--- DATA EXCERPTS Enclosed Below ---
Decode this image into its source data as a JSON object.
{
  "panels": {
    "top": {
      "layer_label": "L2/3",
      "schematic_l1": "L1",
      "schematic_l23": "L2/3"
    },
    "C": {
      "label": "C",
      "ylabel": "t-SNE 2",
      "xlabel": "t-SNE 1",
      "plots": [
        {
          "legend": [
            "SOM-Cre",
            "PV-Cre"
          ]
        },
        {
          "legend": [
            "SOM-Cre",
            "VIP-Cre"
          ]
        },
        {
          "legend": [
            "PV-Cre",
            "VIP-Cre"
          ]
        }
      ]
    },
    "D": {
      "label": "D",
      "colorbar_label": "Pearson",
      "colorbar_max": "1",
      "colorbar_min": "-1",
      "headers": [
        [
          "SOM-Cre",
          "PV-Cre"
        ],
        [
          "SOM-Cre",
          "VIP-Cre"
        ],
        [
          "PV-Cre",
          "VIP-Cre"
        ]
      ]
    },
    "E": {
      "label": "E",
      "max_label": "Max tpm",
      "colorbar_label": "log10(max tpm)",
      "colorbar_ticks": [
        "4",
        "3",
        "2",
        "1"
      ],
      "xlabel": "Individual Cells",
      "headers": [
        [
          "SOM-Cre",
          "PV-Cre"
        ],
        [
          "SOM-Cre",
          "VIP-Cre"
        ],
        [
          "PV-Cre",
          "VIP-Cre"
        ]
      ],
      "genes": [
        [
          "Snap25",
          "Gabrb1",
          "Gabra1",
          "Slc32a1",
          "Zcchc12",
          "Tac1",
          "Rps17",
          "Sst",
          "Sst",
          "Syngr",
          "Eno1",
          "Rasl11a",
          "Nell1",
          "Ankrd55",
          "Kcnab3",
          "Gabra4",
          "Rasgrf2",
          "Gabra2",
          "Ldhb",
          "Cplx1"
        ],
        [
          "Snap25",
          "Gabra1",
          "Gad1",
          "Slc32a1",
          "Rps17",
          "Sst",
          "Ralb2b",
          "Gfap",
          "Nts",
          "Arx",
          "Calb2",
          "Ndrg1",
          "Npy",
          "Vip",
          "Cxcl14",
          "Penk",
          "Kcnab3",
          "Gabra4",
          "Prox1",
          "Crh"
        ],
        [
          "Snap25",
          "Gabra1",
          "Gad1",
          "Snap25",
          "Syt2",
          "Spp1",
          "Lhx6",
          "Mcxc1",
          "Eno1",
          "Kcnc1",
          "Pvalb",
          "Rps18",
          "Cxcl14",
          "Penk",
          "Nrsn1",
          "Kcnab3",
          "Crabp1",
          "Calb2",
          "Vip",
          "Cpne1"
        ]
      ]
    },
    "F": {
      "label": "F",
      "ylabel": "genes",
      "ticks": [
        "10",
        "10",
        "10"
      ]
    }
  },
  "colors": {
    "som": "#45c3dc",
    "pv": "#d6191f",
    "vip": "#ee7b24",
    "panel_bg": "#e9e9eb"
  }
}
--- End of Enclosed DATA EXCERPTS ---
* WHAT TO PRODUCE *
Return all of the data above, keeping every line exactly as it appears.

* RESULT FOR THIS EXERCISE *
Decode this image into its source data as a JSON object.
{
  "panels": {
    "top": {
      "layer_label": "L2/3",
      "schematic_l1": "L1",
      "schematic_l23": "L2/3"
    },
    "C": {
      "label": "C",
      "ylabel": "t-SNE 2",
      "xlabel": "t-SNE 1",
      "plots": [
        {
          "legend": [
            "SOM-Cre",
            "PV-Cre"
          ]
        },
        {
          "legend": [
            "SOM-Cre",
            "VIP-Cre"
          ]
        },
        {
          "legend": [
            "PV-Cre",
            "VIP-Cre"
          ]
        }
      ]
    },
    "D": {
      "label": "D",
      "colorbar_label": "Pearson",
      "colorbar_max": "1",
      "colorbar_min": "-1",
      "headers": [
        [
          "SOM-Cre",
          "PV-Cre"
        ],
        [
          "SOM-Cre",
          "VIP-Cre"
        ],
        [
          "PV-Cre",
          "VIP-Cre"
        ]
      ]
    },
    "E": {
      "label": "E",
      "max_label": "Max tpm",
      "colorbar_label": "log10(max tpm)",
      "colorbar_ticks": [
        "4",
        "3",
        "2",
        "1"
      ],
      "xlabel": "Individual Cells",
      "headers": [
        [
          "SOM-Cre",
          "PV-Cre"
        ],
        [
          "SOM-Cre",
          "VIP-Cre"
        ],
        [
          "PV-Cre",
          "VIP-Cre"
        ]
      ],
      "genes": [
        [
          "Snap25",
          "Gabrb1",
          "Gabra1",
          "Slc32a1",
          "Zcchc12",
          "Tac1",
          "Rps17",
          "Sst",
          "Sst",
          "Syngr",
          "Eno1",
          "Rasl11a",
          "Nell1",
          "Ankrd55",
          "Kcnab3",
          "Gabra4",
          "Rasgrf2",
          "Gabra2",
          "Ldhb",
          "Cplx1"
        ],
        [
          "Snap25",
          "Gabra1",
          "Gad1",
          "Slc32a1",
          "Rps17",
          "Sst",
          "Ralb2b",
          "Gfap",
          "Nts",
          "Arx",
          "Calb2",
          "Ndrg1",
          "Npy",
          "Vip",
          "Cxcl14",
          "Penk",
          "Kcnab3",
          "Gabra4",
          "Prox1",
          "Crh"
        ],
        [
          "Snap25",
          "Gabra1",
          "Gad1",
          "Snap25",
          "Syt2",
          "Spp1",
          "Lhx6",
          "Mcxc1",
          "Eno1",
          "Kcnc1",
          "Pvalb",
          "Rps18",
          "Cxcl14",
          "Penk",
          "Nrsn1",
          "Kcnab3",
          "Crabp1",
          "Calb2",
          "Vip",
          "Cpne1"
        ]
      ]
    },
    "F": {
      "label": "F",
      "ylabel": "genes",
      "ticks": [
        "10",
        "10",
        "10"
      ]
    }
  },
  "colors": {
    "som": "#45c3dc",
    "pv": "#d6191f",
    "vip": "#ee7b24",
    "panel_bg": "#e9e9eb"
  }
}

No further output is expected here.